**Required task**
Render the material again word for word, skipping the pictures in it.

━━━ Working data

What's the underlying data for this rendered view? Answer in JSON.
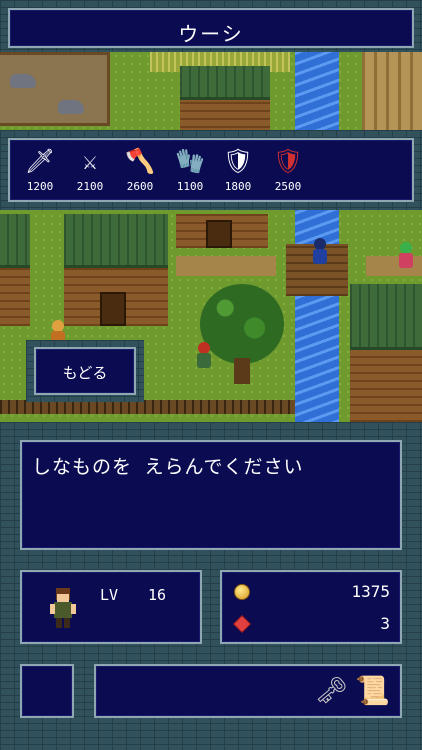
{
  "title": "ウーシ",
  "shop": {
    "items": [
      {
        "icon": "sword-icon",
        "glyph": "🗡",
        "price": "1200"
      },
      {
        "icon": "scimitar-icon",
        "glyph": "⚔",
        "price": "2100"
      },
      {
        "icon": "axe-icon",
        "glyph": "🪓",
        "price": "2600"
      },
      {
        "icon": "gauntlet-icon",
        "glyph": "🧤",
        "price": "1100"
      },
      {
        "icon": "armor-icon",
        "glyph": "🛡",
        "price": "1800"
      },
      {
        "icon": "red-shield-icon",
        "glyph": "🛡",
        "price": "2500"
      }
    ]
  },
  "back_button": {
    "label": "もどる"
  },
  "message": "しなものを えらんでください",
  "player": {
    "lv_label": "LV",
    "lv_value": "16"
  },
  "wallet": {
    "gold": "1375",
    "gems": "3"
  },
  "colors": {
    "panel": "#0b0b52",
    "border": "#8fa7b0",
    "frame": "#31525d"
  }
}
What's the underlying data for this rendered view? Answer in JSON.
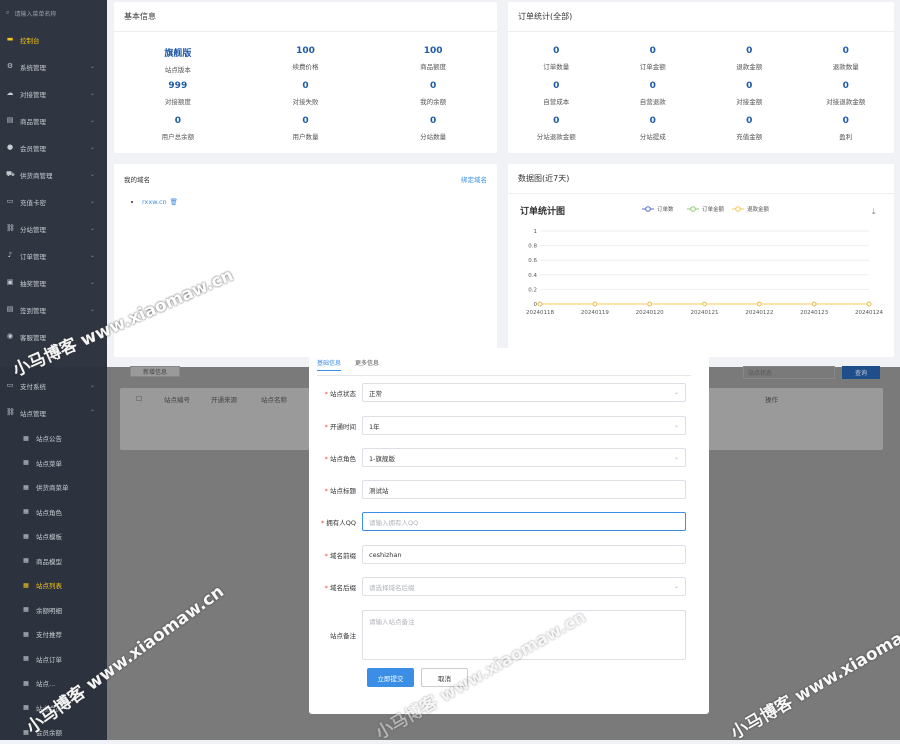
{
  "sidebar_top": {
    "search_placeholder": "请输入菜单名称",
    "items": [
      {
        "label": "控制台",
        "icon": "monitor-icon",
        "active": true
      },
      {
        "label": "系统管理",
        "icon": "gear-icon"
      },
      {
        "label": "对接管理",
        "icon": "cloud-icon"
      },
      {
        "label": "商品管理",
        "icon": "cart-icon"
      },
      {
        "label": "会员管理",
        "icon": "user-icon"
      },
      {
        "label": "供货商管理",
        "icon": "truck-icon"
      },
      {
        "label": "充值卡密",
        "icon": "card-icon"
      },
      {
        "label": "分站管理",
        "icon": "sitemap-icon"
      },
      {
        "label": "订单管理",
        "icon": "bell-icon"
      },
      {
        "label": "抽奖管理",
        "icon": "gift-icon"
      },
      {
        "label": "签到管理",
        "icon": "doc-icon"
      },
      {
        "label": "客服管理",
        "icon": "chat-icon"
      }
    ]
  },
  "sidebar_bottom": {
    "items": [
      {
        "label": "支付系统",
        "icon": "card-icon"
      },
      {
        "label": "站点管理",
        "icon": "sitemap-icon",
        "expanded": true
      }
    ],
    "subitems": [
      {
        "label": "站点公告"
      },
      {
        "label": "站点菜单"
      },
      {
        "label": "供货商菜单"
      },
      {
        "label": "站点角色"
      },
      {
        "label": "站点模板"
      },
      {
        "label": "商品模型"
      },
      {
        "label": "站点列表",
        "active": true
      },
      {
        "label": "余额明细"
      },
      {
        "label": "支付推荐"
      },
      {
        "label": "站点订单"
      },
      {
        "label": "站点..."
      },
      {
        "label": "站点会员"
      },
      {
        "label": "会员余额"
      }
    ]
  },
  "basic_info": {
    "title": "基本信息",
    "items": [
      {
        "value": "旗舰版",
        "label": "站点版本"
      },
      {
        "value": "100",
        "label": "续费价格"
      },
      {
        "value": "100",
        "label": "商品额度"
      },
      {
        "value": "999",
        "label": "对接额度"
      },
      {
        "value": "0",
        "label": "对接失败"
      },
      {
        "value": "0",
        "label": "我的余额"
      },
      {
        "value": "0",
        "label": "用户总余额"
      },
      {
        "value": "0",
        "label": "用户数量"
      },
      {
        "value": "0",
        "label": "分站数量"
      }
    ]
  },
  "order_stats": {
    "title": "订单统计(全部)",
    "items": [
      {
        "value": "0",
        "label": "订单数量"
      },
      {
        "value": "0",
        "label": "订单金额"
      },
      {
        "value": "0",
        "label": "退款金额"
      },
      {
        "value": "0",
        "label": "退款数量"
      },
      {
        "value": "0",
        "label": "自营成本"
      },
      {
        "value": "0",
        "label": "自营退款"
      },
      {
        "value": "0",
        "label": "对接金额"
      },
      {
        "value": "0",
        "label": "对接退款金额"
      },
      {
        "value": "0",
        "label": "分站退款金额"
      },
      {
        "value": "0",
        "label": "分站提成"
      },
      {
        "value": "0",
        "label": "充值金额"
      },
      {
        "value": "0",
        "label": "盈利"
      }
    ]
  },
  "domains": {
    "title": "我的域名",
    "bind_link": "绑定域名",
    "list": [
      "rxxw.cn"
    ]
  },
  "chart_panel": {
    "title": "数据图(近7天)"
  },
  "chart_data": {
    "type": "line",
    "title": "订单统计图",
    "categories": [
      "20240118",
      "20240119",
      "20240120",
      "20240121",
      "20240122",
      "20240123",
      "20240124"
    ],
    "yticks": [
      "0",
      "0.2",
      "0.4",
      "0.6",
      "0.8",
      "1"
    ],
    "ylim": [
      0,
      1
    ],
    "series": [
      {
        "name": "订单数",
        "color": "#5470c6",
        "values": [
          0,
          0,
          0,
          0,
          0,
          0,
          0
        ]
      },
      {
        "name": "订单金额",
        "color": "#91cc75",
        "values": [
          0,
          0,
          0,
          0,
          0,
          0,
          0
        ]
      },
      {
        "name": "退款金额",
        "color": "#fac858",
        "values": [
          0,
          0,
          0,
          0,
          0,
          0,
          0
        ]
      }
    ]
  },
  "background_list": {
    "add_button": "新增信息",
    "status_placeholder": "站点状态",
    "search_button": "查询",
    "columns": [
      "站点编号",
      "开通来源",
      "站点名称"
    ],
    "action_column": "操作"
  },
  "modal": {
    "tabs": [
      "基础信息",
      "更多信息"
    ],
    "fields": [
      {
        "label": "站点状态",
        "required": true,
        "value": "正常",
        "type": "select"
      },
      {
        "label": "开通时间",
        "required": true,
        "value": "1年",
        "type": "select"
      },
      {
        "label": "站点角色",
        "required": true,
        "value": "1-旗舰版",
        "type": "select"
      },
      {
        "label": "站点标题",
        "required": true,
        "value": "测试站",
        "type": "input"
      },
      {
        "label": "拥有人QQ",
        "required": true,
        "placeholder": "请输入拥有人QQ",
        "type": "input",
        "focus": true
      },
      {
        "label": "域名前缀",
        "required": true,
        "value": "ceshizhan",
        "type": "input"
      },
      {
        "label": "域名后缀",
        "required": true,
        "placeholder": "请选择域名后缀",
        "type": "select"
      },
      {
        "label": "站点备注",
        "required": false,
        "placeholder": "请输入站点备注",
        "type": "textarea"
      }
    ],
    "submit": "立即提交",
    "cancel": "取消"
  },
  "watermarks": [
    "小马博客 www.xiaomaw.cn",
    "小马博客 www.xiaomaw.cn",
    "小马博客 www.xiaomaw.cn",
    "小马博客 www.xiaomaw.cn"
  ]
}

━━━━━━

**Result for this exercise**
What's the underlying data for this rendered view? Answer in JSON.
{
  "title": "ウーシ",
  "shop": {
    "items": [
      {
        "icon": "sword-icon",
        "glyph": "🗡",
        "price": "1200"
      },
      {
        "icon": "scimitar-icon",
        "glyph": "⚔",
        "price": "2100"
      },
      {
        "icon": "axe-icon",
        "glyph": "🪓",
        "price": "2600"
      },
      {
        "icon": "gauntlet-icon",
        "glyph": "🧤",
        "price": "1100"
      },
      {
        "icon": "armor-icon",
        "glyph": "🛡",
        "price": "1800"
      },
      {
        "icon": "red-shield-icon",
        "glyph": "🛡",
        "price": "2500"
      }
    ]
  },
  "back_button": {
    "label": "もどる"
  },
  "message": "しなものを えらんでください",
  "player": {
    "lv_label": "LV",
    "lv_value": "16"
  },
  "wallet": {
    "gold": "1375",
    "gems": "3"
  },
  "colors": {
    "panel": "#0b0b52",
    "border": "#8fa7b0",
    "frame": "#31525d"
  }
}
What's the underlying data for this rendered view? Answer in JSON.
{
  "sidebar_top": {
    "search_placeholder": "请输入菜单名称",
    "items": [
      {
        "label": "控制台",
        "icon": "monitor-icon",
        "active": true
      },
      {
        "label": "系统管理",
        "icon": "gear-icon"
      },
      {
        "label": "对接管理",
        "icon": "cloud-icon"
      },
      {
        "label": "商品管理",
        "icon": "cart-icon"
      },
      {
        "label": "会员管理",
        "icon": "user-icon"
      },
      {
        "label": "供货商管理",
        "icon": "truck-icon"
      },
      {
        "label": "充值卡密",
        "icon": "card-icon"
      },
      {
        "label": "分站管理",
        "icon": "sitemap-icon"
      },
      {
        "label": "订单管理",
        "icon": "bell-icon"
      },
      {
        "label": "抽奖管理",
        "icon": "gift-icon"
      },
      {
        "label": "签到管理",
        "icon": "doc-icon"
      },
      {
        "label": "客服管理",
        "icon": "chat-icon"
      }
    ]
  },
  "sidebar_bottom": {
    "items": [
      {
        "label": "支付系统",
        "icon": "card-icon"
      },
      {
        "label": "站点管理",
        "icon": "sitemap-icon",
        "expanded": true
      }
    ],
    "subitems": [
      {
        "label": "站点公告"
      },
      {
        "label": "站点菜单"
      },
      {
        "label": "供货商菜单"
      },
      {
        "label": "站点角色"
      },
      {
        "label": "站点模板"
      },
      {
        "label": "商品模型"
      },
      {
        "label": "站点列表",
        "active": true
      },
      {
        "label": "余额明细"
      },
      {
        "label": "支付推荐"
      },
      {
        "label": "站点订单"
      },
      {
        "label": "站点..."
      },
      {
        "label": "站点会员"
      },
      {
        "label": "会员余额"
      }
    ]
  },
  "basic_info": {
    "title": "基本信息",
    "items": [
      {
        "value": "旗舰版",
        "label": "站点版本"
      },
      {
        "value": "100",
        "label": "续费价格"
      },
      {
        "value": "100",
        "label": "商品额度"
      },
      {
        "value": "999",
        "label": "对接额度"
      },
      {
        "value": "0",
        "label": "对接失败"
      },
      {
        "value": "0",
        "label": "我的余额"
      },
      {
        "value": "0",
        "label": "用户总余额"
      },
      {
        "value": "0",
        "label": "用户数量"
      },
      {
        "value": "0",
        "label": "分站数量"
      }
    ]
  },
  "order_stats": {
    "title": "订单统计(全部)",
    "items": [
      {
        "value": "0",
        "label": "订单数量"
      },
      {
        "value": "0",
        "label": "订单金额"
      },
      {
        "value": "0",
        "label": "退款金额"
      },
      {
        "value": "0",
        "label": "退款数量"
      },
      {
        "value": "0",
        "label": "自营成本"
      },
      {
        "value": "0",
        "label": "自营退款"
      },
      {
        "value": "0",
        "label": "对接金额"
      },
      {
        "value": "0",
        "label": "对接退款金额"
      },
      {
        "value": "0",
        "label": "分站退款金额"
      },
      {
        "value": "0",
        "label": "分站提成"
      },
      {
        "value": "0",
        "label": "充值金额"
      },
      {
        "value": "0",
        "label": "盈利"
      }
    ]
  },
  "domains": {
    "title": "我的域名",
    "bind_link": "绑定域名",
    "list": [
      "rxxw.cn"
    ]
  },
  "chart_panel": {
    "title": "数据图(近7天)"
  },
  "chart_data": {
    "type": "line",
    "title": "订单统计图",
    "categories": [
      "20240118",
      "20240119",
      "20240120",
      "20240121",
      "20240122",
      "20240123",
      "20240124"
    ],
    "yticks": [
      "0",
      "0.2",
      "0.4",
      "0.6",
      "0.8",
      "1"
    ],
    "ylim": [
      0,
      1
    ],
    "series": [
      {
        "name": "订单数",
        "color": "#5470c6",
        "values": [
          0,
          0,
          0,
          0,
          0,
          0,
          0
        ]
      },
      {
        "name": "订单金额",
        "color": "#91cc75",
        "values": [
          0,
          0,
          0,
          0,
          0,
          0,
          0
        ]
      },
      {
        "name": "退款金额",
        "color": "#fac858",
        "values": [
          0,
          0,
          0,
          0,
          0,
          0,
          0
        ]
      }
    ]
  },
  "background_list": {
    "add_button": "新增信息",
    "status_placeholder": "站点状态",
    "search_button": "查询",
    "columns": [
      "站点编号",
      "开通来源",
      "站点名称"
    ],
    "action_column": "操作"
  },
  "modal": {
    "tabs": [
      "基础信息",
      "更多信息"
    ],
    "fields": [
      {
        "label": "站点状态",
        "required": true,
        "value": "正常",
        "type": "select"
      },
      {
        "label": "开通时间",
        "required": true,
        "value": "1年",
        "type": "select"
      },
      {
        "label": "站点角色",
        "required": true,
        "value": "1-旗舰版",
        "type": "select"
      },
      {
        "label": "站点标题",
        "required": true,
        "value": "测试站",
        "type": "input"
      },
      {
        "label": "拥有人QQ",
        "required": true,
        "placeholder": "请输入拥有人QQ",
        "type": "input",
        "focus": true
      },
      {
        "label": "域名前缀",
        "required": true,
        "value": "ceshizhan",
        "type": "input"
      },
      {
        "label": "域名后缀",
        "required": true,
        "placeholder": "请选择域名后缀",
        "type": "select"
      },
      {
        "label": "站点备注",
        "required": false,
        "placeholder": "请输入站点备注",
        "type": "textarea"
      }
    ],
    "submit": "立即提交",
    "cancel": "取消"
  },
  "watermarks": [
    "小马博客 www.xiaomaw.cn",
    "小马博客 www.xiaomaw.cn",
    "小马博客 www.xiaomaw.cn",
    "小马博客 www.xiaomaw.cn"
  ]
}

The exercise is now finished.